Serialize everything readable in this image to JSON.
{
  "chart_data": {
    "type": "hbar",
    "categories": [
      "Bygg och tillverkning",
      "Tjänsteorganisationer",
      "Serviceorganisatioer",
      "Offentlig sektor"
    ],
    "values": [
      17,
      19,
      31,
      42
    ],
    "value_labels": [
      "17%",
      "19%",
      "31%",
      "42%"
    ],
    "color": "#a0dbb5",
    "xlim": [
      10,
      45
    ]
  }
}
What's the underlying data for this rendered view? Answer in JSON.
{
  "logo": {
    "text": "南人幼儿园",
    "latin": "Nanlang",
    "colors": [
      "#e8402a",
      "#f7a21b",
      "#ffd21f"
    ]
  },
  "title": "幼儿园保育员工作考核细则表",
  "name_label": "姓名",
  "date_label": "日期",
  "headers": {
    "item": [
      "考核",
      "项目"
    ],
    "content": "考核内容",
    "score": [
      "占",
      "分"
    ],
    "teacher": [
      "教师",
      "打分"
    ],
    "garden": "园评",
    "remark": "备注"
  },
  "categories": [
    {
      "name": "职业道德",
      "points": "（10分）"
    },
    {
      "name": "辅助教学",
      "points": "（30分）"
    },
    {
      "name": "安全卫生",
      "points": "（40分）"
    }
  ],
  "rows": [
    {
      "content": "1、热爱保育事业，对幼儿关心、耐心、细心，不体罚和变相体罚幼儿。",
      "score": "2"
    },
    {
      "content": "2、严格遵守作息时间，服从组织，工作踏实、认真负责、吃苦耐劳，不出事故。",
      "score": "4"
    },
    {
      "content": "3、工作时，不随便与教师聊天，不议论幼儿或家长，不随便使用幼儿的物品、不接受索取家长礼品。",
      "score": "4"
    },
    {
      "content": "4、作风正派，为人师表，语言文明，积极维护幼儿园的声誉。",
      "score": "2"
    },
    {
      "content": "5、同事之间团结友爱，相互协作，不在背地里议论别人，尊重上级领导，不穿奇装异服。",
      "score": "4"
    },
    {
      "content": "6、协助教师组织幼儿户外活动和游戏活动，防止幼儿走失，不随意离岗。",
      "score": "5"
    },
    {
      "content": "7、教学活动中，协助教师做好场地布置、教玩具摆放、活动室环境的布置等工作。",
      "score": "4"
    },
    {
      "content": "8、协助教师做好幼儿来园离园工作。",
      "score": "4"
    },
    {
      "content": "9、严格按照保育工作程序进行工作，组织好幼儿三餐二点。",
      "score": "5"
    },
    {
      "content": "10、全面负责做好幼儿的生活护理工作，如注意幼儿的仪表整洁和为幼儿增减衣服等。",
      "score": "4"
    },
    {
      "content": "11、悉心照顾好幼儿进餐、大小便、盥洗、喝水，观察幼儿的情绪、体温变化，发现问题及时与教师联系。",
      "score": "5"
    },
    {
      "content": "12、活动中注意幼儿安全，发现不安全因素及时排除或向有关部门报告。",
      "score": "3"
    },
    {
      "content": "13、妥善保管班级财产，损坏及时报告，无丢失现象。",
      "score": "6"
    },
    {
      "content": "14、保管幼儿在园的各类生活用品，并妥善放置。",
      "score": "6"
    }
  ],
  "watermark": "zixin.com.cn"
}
——
### DESCRIPTION OF THE TASK
Find the word "this" in the records and pull out each line that has it.

### EXERCISE ANSWER
Serialize everything readable in this image to JSON.
What's the underlying data for this rendered view? Answer in JSON.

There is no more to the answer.